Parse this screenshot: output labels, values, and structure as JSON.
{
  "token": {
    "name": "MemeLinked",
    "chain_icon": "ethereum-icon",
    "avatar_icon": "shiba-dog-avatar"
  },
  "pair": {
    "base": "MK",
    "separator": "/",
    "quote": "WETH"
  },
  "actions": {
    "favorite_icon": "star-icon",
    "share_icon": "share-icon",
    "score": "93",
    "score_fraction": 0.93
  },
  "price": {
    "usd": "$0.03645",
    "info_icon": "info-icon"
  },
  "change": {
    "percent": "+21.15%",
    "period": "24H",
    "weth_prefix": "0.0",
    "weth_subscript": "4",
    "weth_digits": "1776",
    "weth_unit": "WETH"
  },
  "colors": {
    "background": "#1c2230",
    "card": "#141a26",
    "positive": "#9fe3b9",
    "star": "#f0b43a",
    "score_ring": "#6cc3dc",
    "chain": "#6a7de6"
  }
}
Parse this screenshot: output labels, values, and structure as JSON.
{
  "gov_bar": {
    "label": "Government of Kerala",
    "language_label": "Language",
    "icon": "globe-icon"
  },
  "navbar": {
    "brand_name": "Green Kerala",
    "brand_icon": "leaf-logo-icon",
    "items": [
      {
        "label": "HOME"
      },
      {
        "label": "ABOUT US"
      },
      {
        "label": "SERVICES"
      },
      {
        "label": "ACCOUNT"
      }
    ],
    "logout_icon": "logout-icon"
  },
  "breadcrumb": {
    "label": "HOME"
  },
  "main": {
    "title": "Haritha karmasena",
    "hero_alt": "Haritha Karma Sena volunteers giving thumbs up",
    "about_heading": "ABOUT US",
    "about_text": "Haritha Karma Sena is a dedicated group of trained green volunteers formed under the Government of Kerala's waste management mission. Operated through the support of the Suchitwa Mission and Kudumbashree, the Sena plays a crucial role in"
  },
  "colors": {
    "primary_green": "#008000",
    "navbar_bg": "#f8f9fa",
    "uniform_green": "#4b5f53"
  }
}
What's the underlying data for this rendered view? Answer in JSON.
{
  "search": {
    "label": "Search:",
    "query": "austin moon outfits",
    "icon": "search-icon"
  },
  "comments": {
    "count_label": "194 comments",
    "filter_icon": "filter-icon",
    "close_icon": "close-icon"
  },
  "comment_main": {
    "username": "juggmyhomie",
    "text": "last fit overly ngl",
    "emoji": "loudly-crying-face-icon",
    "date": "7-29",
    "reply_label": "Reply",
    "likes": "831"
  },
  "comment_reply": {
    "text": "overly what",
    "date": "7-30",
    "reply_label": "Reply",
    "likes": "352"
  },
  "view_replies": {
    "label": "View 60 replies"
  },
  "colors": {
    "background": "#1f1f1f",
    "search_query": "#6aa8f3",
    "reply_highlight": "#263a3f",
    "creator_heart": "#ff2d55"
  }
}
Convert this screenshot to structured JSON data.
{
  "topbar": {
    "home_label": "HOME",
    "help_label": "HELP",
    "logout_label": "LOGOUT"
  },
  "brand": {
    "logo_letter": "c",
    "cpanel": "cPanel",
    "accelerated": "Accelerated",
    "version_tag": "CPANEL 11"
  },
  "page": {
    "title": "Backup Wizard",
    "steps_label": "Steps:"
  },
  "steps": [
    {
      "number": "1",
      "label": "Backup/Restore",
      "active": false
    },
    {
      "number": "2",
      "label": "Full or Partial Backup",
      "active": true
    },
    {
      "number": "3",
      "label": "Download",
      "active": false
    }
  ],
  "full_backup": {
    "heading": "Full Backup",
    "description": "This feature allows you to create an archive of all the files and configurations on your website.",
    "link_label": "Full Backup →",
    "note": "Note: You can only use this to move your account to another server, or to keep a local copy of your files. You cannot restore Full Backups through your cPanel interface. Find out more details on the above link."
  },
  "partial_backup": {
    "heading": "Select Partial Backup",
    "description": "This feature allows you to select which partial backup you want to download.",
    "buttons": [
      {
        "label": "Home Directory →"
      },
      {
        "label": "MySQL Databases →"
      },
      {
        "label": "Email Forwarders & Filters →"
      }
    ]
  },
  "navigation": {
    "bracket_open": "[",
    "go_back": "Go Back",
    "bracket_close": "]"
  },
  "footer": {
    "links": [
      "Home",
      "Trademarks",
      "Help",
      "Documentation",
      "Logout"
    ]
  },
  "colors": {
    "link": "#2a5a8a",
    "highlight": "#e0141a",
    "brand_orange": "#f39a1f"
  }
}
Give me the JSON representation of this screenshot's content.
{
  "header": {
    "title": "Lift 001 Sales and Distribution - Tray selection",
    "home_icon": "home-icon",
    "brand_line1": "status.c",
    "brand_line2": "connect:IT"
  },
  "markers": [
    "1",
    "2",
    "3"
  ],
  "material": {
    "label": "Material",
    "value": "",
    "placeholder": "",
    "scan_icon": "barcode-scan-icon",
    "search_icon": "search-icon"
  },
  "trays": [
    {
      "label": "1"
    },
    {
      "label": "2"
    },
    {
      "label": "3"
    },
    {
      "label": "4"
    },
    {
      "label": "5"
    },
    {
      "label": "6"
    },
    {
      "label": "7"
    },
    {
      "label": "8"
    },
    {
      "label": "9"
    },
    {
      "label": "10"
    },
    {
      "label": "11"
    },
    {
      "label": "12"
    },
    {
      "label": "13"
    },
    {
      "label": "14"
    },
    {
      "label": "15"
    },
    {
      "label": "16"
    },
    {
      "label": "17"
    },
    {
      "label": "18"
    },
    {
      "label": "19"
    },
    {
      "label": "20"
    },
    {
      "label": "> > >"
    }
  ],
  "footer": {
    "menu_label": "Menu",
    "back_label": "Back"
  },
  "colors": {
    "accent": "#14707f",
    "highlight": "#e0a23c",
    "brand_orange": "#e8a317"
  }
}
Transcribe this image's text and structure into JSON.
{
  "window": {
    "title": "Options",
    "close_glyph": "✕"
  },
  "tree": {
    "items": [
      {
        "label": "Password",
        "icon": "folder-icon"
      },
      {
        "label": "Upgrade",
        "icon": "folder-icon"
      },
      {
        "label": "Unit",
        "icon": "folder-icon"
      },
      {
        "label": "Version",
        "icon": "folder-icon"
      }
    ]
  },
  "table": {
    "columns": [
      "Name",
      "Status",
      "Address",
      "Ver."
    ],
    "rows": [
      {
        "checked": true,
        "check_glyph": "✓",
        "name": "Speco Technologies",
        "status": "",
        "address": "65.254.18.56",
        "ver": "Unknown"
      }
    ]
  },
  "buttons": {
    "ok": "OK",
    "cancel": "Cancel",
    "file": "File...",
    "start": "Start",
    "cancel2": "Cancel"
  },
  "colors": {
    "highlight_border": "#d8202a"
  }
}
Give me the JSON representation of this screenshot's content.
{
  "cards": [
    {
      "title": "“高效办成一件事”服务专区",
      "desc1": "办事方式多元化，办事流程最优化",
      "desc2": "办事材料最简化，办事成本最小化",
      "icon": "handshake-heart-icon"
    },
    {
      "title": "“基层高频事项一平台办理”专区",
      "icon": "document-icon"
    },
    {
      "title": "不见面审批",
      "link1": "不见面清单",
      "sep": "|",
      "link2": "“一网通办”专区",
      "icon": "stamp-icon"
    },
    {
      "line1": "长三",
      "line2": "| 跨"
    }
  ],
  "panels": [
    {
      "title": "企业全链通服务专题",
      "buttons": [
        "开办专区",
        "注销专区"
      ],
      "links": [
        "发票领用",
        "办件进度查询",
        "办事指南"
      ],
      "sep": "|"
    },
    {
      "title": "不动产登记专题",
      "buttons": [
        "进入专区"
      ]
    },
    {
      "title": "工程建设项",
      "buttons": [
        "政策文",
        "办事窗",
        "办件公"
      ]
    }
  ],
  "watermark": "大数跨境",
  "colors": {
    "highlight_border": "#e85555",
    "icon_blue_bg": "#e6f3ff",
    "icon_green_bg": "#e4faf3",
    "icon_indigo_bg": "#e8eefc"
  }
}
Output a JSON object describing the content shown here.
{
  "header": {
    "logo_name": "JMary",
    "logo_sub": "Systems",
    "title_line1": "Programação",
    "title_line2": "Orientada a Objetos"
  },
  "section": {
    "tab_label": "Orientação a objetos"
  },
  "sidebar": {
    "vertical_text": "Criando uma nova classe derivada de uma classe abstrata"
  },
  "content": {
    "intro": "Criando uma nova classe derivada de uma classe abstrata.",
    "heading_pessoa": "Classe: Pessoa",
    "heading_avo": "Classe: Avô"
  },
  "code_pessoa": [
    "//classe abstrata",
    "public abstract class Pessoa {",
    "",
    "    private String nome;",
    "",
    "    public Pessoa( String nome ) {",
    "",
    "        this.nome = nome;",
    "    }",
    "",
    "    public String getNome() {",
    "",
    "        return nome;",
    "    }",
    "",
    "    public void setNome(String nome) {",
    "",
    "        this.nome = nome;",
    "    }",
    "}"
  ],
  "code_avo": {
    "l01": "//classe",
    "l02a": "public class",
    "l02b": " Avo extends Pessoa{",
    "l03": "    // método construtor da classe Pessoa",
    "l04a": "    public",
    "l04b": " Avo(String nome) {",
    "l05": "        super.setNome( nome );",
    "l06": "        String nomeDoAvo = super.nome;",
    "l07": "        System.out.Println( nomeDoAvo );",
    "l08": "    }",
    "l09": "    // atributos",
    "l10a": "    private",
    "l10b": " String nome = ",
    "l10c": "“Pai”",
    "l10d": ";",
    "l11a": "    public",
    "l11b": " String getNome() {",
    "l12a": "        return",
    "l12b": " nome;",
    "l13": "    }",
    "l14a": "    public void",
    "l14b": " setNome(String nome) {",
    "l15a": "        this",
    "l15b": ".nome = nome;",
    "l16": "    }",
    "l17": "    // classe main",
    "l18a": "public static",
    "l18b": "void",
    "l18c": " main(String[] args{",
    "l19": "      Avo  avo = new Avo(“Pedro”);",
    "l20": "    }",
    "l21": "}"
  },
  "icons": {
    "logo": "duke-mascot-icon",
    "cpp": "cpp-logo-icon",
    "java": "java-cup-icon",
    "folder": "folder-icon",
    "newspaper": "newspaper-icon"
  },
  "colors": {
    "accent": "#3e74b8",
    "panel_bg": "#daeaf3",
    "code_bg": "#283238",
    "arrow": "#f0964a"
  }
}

◇ ◇ ◇

◆ **Task**
Search the lines for the word "volunteers" and report how many contain it, by number only.

◆ **Response for this exercise**
2